=== WRITTEN INSTRUCTION ===
Check every line below for the word "screenshot" and copy the ones that have it.

=== RAW DATA ===
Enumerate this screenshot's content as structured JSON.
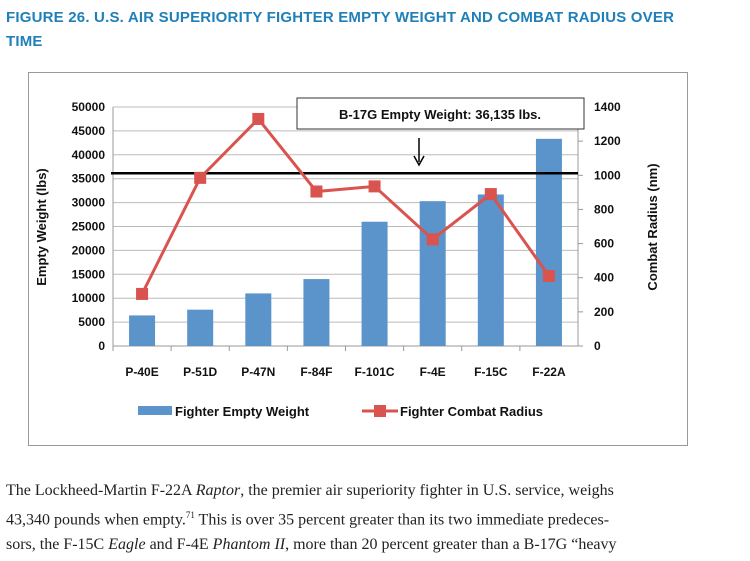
{
  "figure_title": "FIGURE 26. U.S. AIR SUPERIORITY FIGHTER EMPTY WEIGHT AND COMBAT RADIUS OVER TIME",
  "chart_data": {
    "type": "bar+line",
    "categories": [
      "P-40E",
      "P-51D",
      "P-47N",
      "F-84F",
      "F-101C",
      "F-4E",
      "F-15C",
      "F-22A"
    ],
    "series": [
      {
        "name": "Fighter Empty Weight",
        "type": "bar",
        "axis": "left",
        "color": "#5b93cb",
        "values": [
          6400,
          7600,
          11000,
          14000,
          26000,
          30300,
          31700,
          43340
        ]
      },
      {
        "name": "Fighter Combat Radius",
        "type": "line",
        "axis": "right",
        "color": "#d9534f",
        "values": [
          305,
          985,
          1330,
          905,
          935,
          625,
          890,
          410
        ]
      }
    ],
    "ylabel": "Empty Weight (lbs)",
    "y2label": "Combat Radius (nm)",
    "ylim": [
      0,
      50000
    ],
    "y2lim": [
      0,
      1400
    ],
    "yticks": [
      0,
      5000,
      10000,
      15000,
      20000,
      25000,
      30000,
      35000,
      40000,
      45000,
      50000
    ],
    "y2ticks": [
      0,
      200,
      400,
      600,
      800,
      1000,
      1200,
      1400
    ],
    "reference_line": {
      "value": 36135,
      "axis": "left",
      "label": "B-17G Empty Weight: 36,135 lbs."
    },
    "grid": true,
    "legend": "bottom"
  },
  "body_text": {
    "lines": [
      [
        {
          "t": "The Lockheed-Martin F-22A "
        },
        {
          "t": "Raptor",
          "i": true
        },
        {
          "t": ", the premier air superiority fighter in U.S. service, weighs"
        }
      ],
      [
        {
          "t": "43,340 pounds when empty."
        },
        {
          "t": "71",
          "sup": true
        },
        {
          "t": " This is over 35 percent greater than its two immediate predeces-"
        }
      ],
      [
        {
          "t": "sors, the F-15C "
        },
        {
          "t": "Eagle",
          "i": true
        },
        {
          "t": " and F-4E "
        },
        {
          "t": "Phantom II",
          "i": true
        },
        {
          "t": ", more than 20 percent greater than a B-17G “heavy"
        }
      ]
    ]
  }
}
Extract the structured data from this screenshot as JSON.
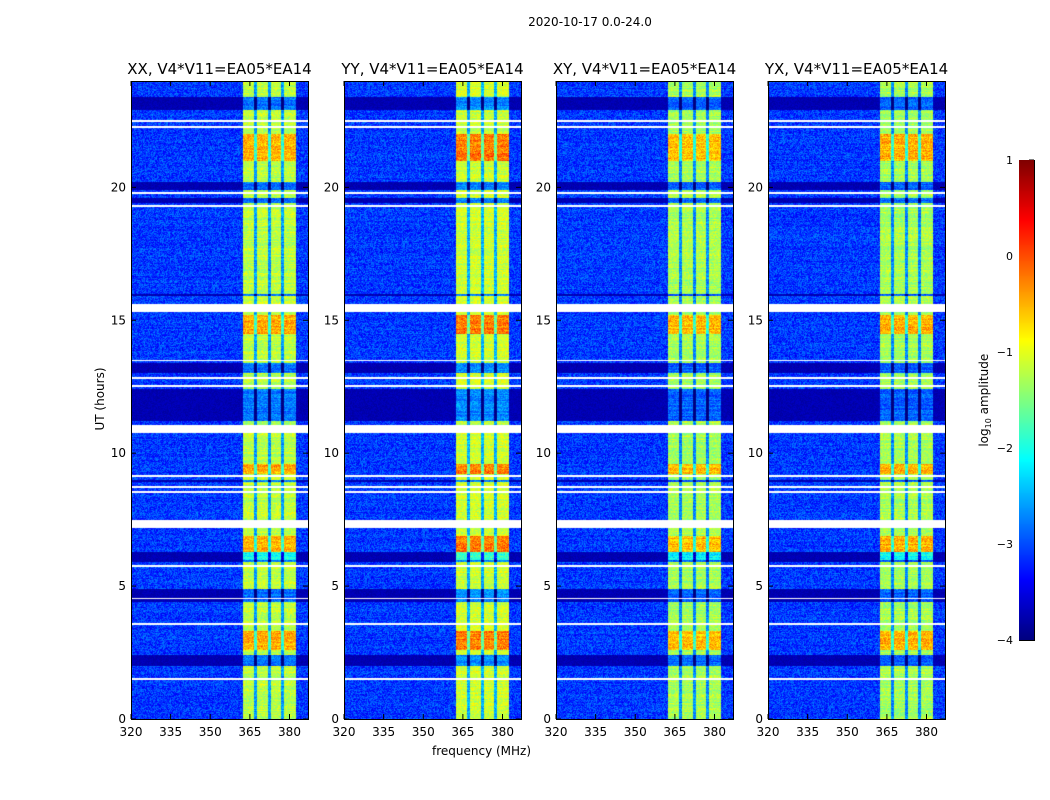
{
  "figure_title": "2020-10-17 0.0-24.0",
  "chart_data": {
    "type": "heatmap",
    "title": "2020-10-17 0.0-24.0",
    "xlabel": "frequency (MHz)",
    "ylabel": "UT (hours)",
    "xlim": [
      320,
      387
    ],
    "ylim": [
      0,
      24
    ],
    "xticks": [
      320,
      335,
      350,
      365,
      380
    ],
    "yticks": [
      0,
      5,
      10,
      15,
      20
    ],
    "colormap": "jet",
    "colorbar": {
      "label_parts": [
        "log",
        "10",
        " amplitude"
      ],
      "range": [
        -4,
        1
      ],
      "ticks": [
        -4,
        -3,
        -2,
        -1,
        0,
        1
      ],
      "tick_labels": [
        "−4",
        "−3",
        "−2",
        "−1",
        "0",
        "1"
      ]
    },
    "panels": [
      {
        "title": "XX, V4*V11=EA05*EA14",
        "band_level": -1.2,
        "hot_boost": 0.9
      },
      {
        "title": "YY, V4*V11=EA05*EA14",
        "band_level": -1.1,
        "hot_boost": 1.1
      },
      {
        "title": "XY, V4*V11=EA05*EA14",
        "band_level": -1.3,
        "hot_boost": 0.9
      },
      {
        "title": "YX, V4*V11=EA05*EA14",
        "band_level": -1.3,
        "hot_boost": 1.0
      }
    ],
    "background_level": -3.1,
    "band_mhz": [
      362.5,
      382.5
    ],
    "band_gaps_mhz": [
      367.2,
      372.4,
      377.4
    ],
    "flagged_hours_white": [
      [
        22.45,
        22.55
      ],
      [
        22.25,
        22.32
      ],
      [
        19.76,
        19.84
      ],
      [
        19.25,
        19.33
      ],
      [
        15.3,
        15.6
      ],
      [
        13.45,
        13.52
      ],
      [
        12.8,
        12.87
      ],
      [
        12.5,
        12.56
      ],
      [
        10.75,
        11.05
      ],
      [
        9.1,
        9.16
      ],
      [
        8.7,
        8.76
      ],
      [
        8.5,
        8.56
      ],
      [
        7.2,
        7.5
      ],
      [
        5.7,
        5.78
      ],
      [
        4.5,
        4.56
      ],
      [
        3.55,
        3.6
      ],
      [
        1.45,
        1.55
      ]
    ],
    "low_hours_dark": [
      [
        22.9,
        23.4
      ],
      [
        19.9,
        20.2
      ],
      [
        19.4,
        19.6
      ],
      [
        15.9,
        16.0
      ],
      [
        13.0,
        13.4
      ],
      [
        11.2,
        12.4
      ],
      [
        8.9,
        9.0
      ],
      [
        5.9,
        6.3
      ],
      [
        4.4,
        4.9
      ],
      [
        2.0,
        2.4
      ]
    ],
    "hot_hours": [
      [
        6.0,
        6.9
      ],
      [
        14.5,
        15.2
      ],
      [
        9.2,
        9.6
      ],
      [
        21.0,
        22.0
      ],
      [
        2.6,
        3.3
      ]
    ]
  }
}
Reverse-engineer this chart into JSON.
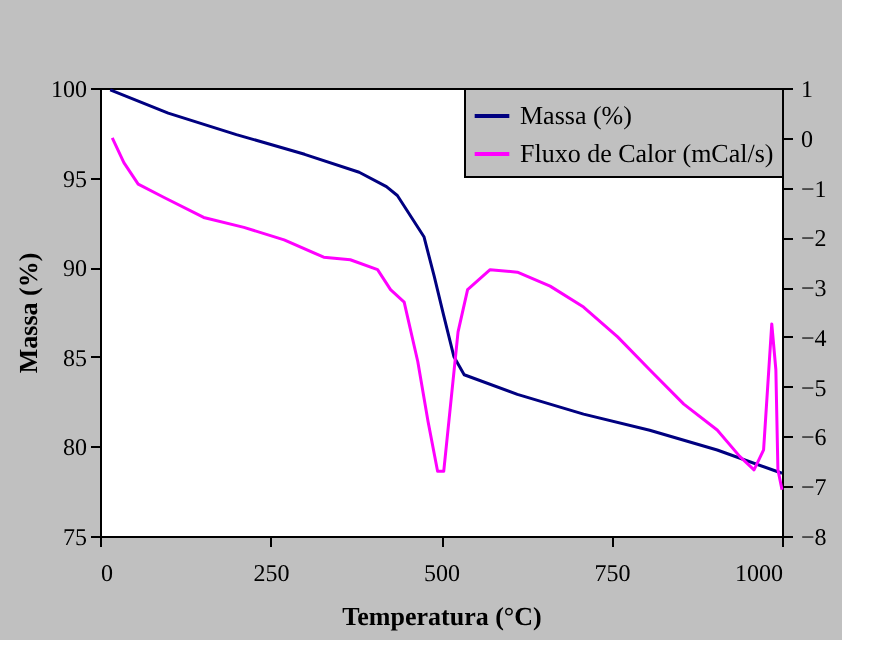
{
  "chart_data": {
    "type": "line",
    "xlabel": "Temperatura (°C)",
    "ylabel": "Massa (%)",
    "xlim": [
      0,
      1000
    ],
    "xticks": [
      0,
      250,
      500,
      750,
      1000
    ],
    "ylim": [
      75,
      100
    ],
    "yticks": [
      75,
      80,
      85,
      90,
      95,
      100
    ],
    "y2lim": [
      -8,
      1
    ],
    "y2ticks": [
      -8,
      -7,
      -6,
      -5,
      -4,
      -3,
      -2,
      -1,
      0,
      1
    ],
    "legend": "top right",
    "grid": false,
    "marker": "none",
    "line_style": "solid",
    "series": [
      {
        "name": "Massa (%)",
        "color": "#000080",
        "x": [
          15,
          100,
          200,
          300,
          380,
          420,
          436,
          475,
          490,
          504,
          519,
          534,
          612,
          709,
          806,
          905,
          1000
        ],
        "values": [
          99.9,
          98.6,
          97.4,
          96.3,
          95.3,
          94.5,
          94.0,
          91.7,
          89.5,
          87.3,
          85.0,
          84.0,
          82.9,
          81.8,
          80.9,
          79.8,
          78.5
        ]
      },
      {
        "name": "Fluxo de Calor (mCal/s)",
        "color": "#ff00ff",
        "axis": "y2",
        "x": [
          18,
          35,
          56,
          94,
          152,
          211,
          270,
          328,
          367,
          407,
          426,
          446,
          466,
          481,
          495,
          504,
          513,
          525,
          539,
          572,
          612,
          660,
          709,
          759,
          806,
          856,
          905,
          938,
          959,
          973,
          985,
          991,
          994,
          1000
        ],
        "values": [
          0.0,
          -0.5,
          -0.93,
          -1.2,
          -1.6,
          -1.8,
          -2.05,
          -2.4,
          -2.45,
          -2.65,
          -3.05,
          -3.3,
          -4.5,
          -5.7,
          -6.7,
          -6.7,
          -5.5,
          -3.9,
          -3.05,
          -2.65,
          -2.7,
          -2.98,
          -3.4,
          -4.0,
          -4.66,
          -5.35,
          -5.87,
          -6.4,
          -6.67,
          -6.27,
          -3.74,
          -4.66,
          -6.67,
          -7.07
        ]
      }
    ]
  }
}
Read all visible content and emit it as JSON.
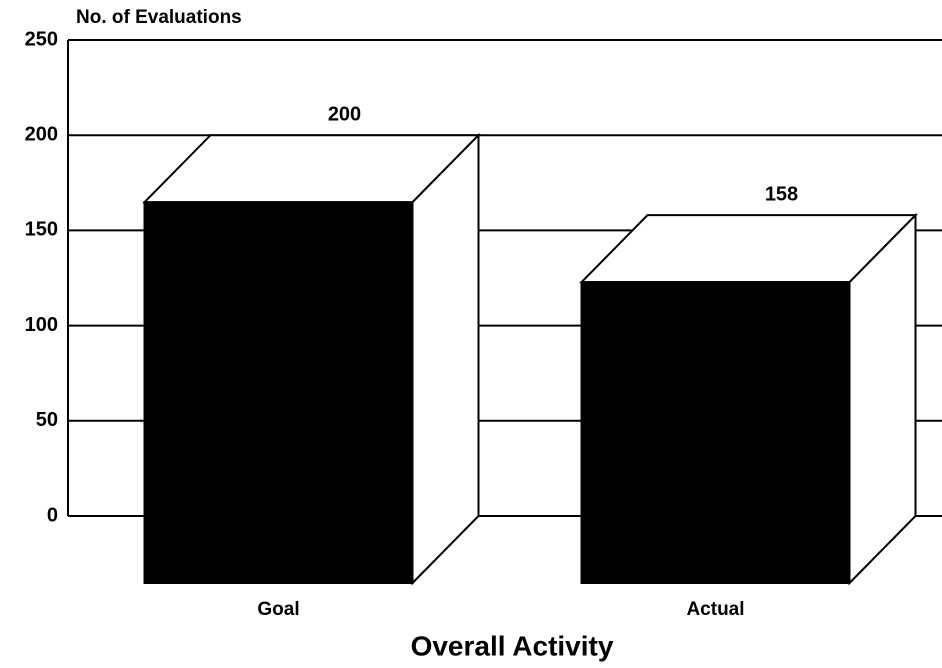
{
  "chart_data": {
    "type": "bar3d",
    "ylabel": "No. of Evaluations",
    "xlabel": "Overall Activity",
    "categories": [
      "Goal",
      "Actual"
    ],
    "values": [
      200,
      158
    ],
    "color": "#000000",
    "ylim": [
      0,
      250
    ],
    "yticks": [
      0,
      50,
      100,
      150,
      200,
      250
    ],
    "grid": true
  }
}
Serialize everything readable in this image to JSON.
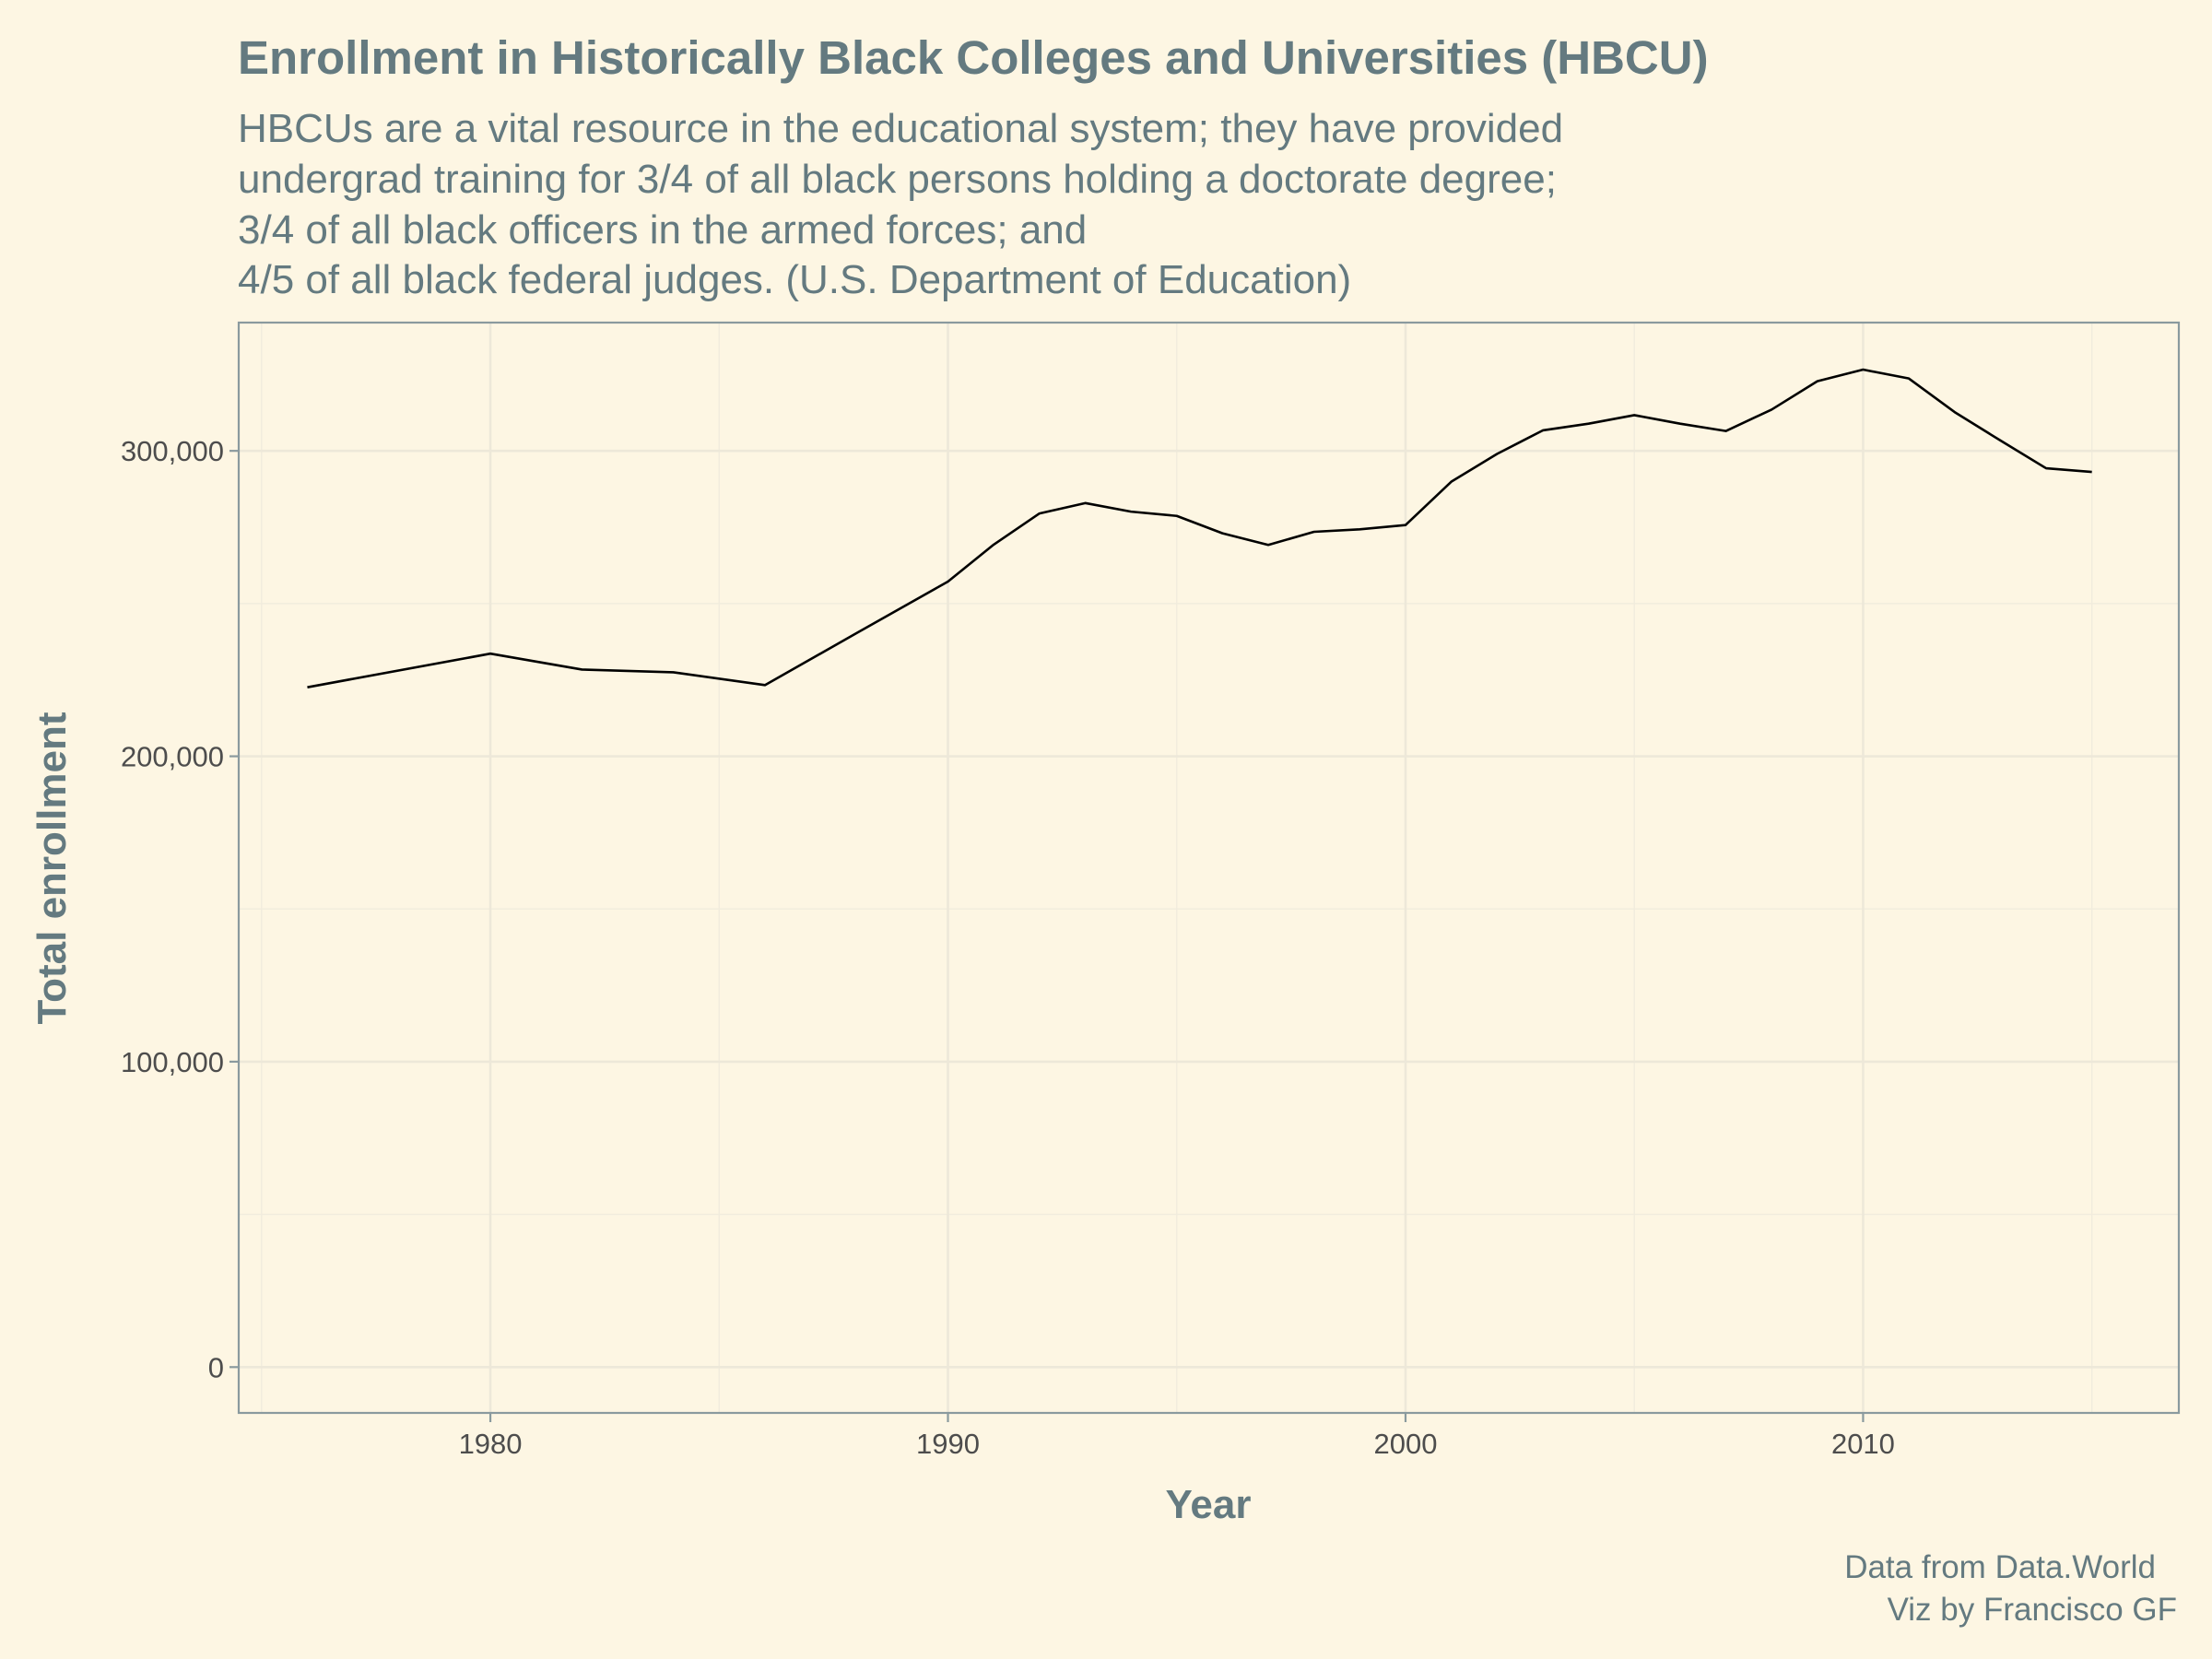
{
  "chart_data": {
    "type": "line",
    "title": "Enrollment in Historically Black Colleges and Universities (HBCU)",
    "subtitle": [
      "HBCUs are a vital resource in the educational system; they have provided",
      "undergrad training for 3/4 of all black persons holding a doctorate degree;",
      "3/4 of all black officers in the armed forces; and",
      "4/5 of all black federal judges. (U.S. Department of Education)"
    ],
    "xlabel": "Year",
    "ylabel": "Total enrollment",
    "caption": [
      "Data from Data.World",
      "Viz by Francisco GF"
    ],
    "xlim": [
      1974.5,
      2016.9
    ],
    "ylim": [
      -15000,
      342000
    ],
    "x_major_ticks": [
      1980,
      1990,
      2000,
      2010
    ],
    "x_minor_ticks": [
      1975,
      1985,
      1995,
      2005,
      2015
    ],
    "y_major_ticks": [
      0,
      100000,
      200000,
      300000
    ],
    "y_minor_ticks": [
      50000,
      150000,
      250000
    ],
    "x_tick_labels": [
      "1980",
      "1990",
      "2000",
      "2010"
    ],
    "y_tick_labels": [
      "0",
      "100,000",
      "200,000",
      "300,000"
    ],
    "grid": true,
    "legend": "none",
    "series": [
      {
        "color": "#000000",
        "points": [
          [
            1976,
            222600
          ],
          [
            1980,
            233600
          ],
          [
            1982,
            228400
          ],
          [
            1984,
            227500
          ],
          [
            1986,
            223300
          ],
          [
            1988,
            240300
          ],
          [
            1990,
            257200
          ],
          [
            1991,
            269300
          ],
          [
            1992,
            279500
          ],
          [
            1993,
            282900
          ],
          [
            1994,
            280100
          ],
          [
            1995,
            278700
          ],
          [
            1996,
            273000
          ],
          [
            1997,
            269200
          ],
          [
            1998,
            273500
          ],
          [
            1999,
            274300
          ],
          [
            2000,
            275700
          ],
          [
            2001,
            289900
          ],
          [
            2002,
            299000
          ],
          [
            2003,
            306700
          ],
          [
            2004,
            308900
          ],
          [
            2005,
            311700
          ],
          [
            2006,
            308900
          ],
          [
            2007,
            306500
          ],
          [
            2008,
            313500
          ],
          [
            2009,
            322800
          ],
          [
            2010,
            326600
          ],
          [
            2011,
            323700
          ],
          [
            2012,
            312700
          ],
          [
            2013,
            303400
          ],
          [
            2014,
            294300
          ],
          [
            2015,
            293100
          ]
        ]
      }
    ]
  }
}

=== TASK ANSWER ===
Enumerate this screenshot's content as structured JSON.
Extract the structured data from this screenshot as JSON.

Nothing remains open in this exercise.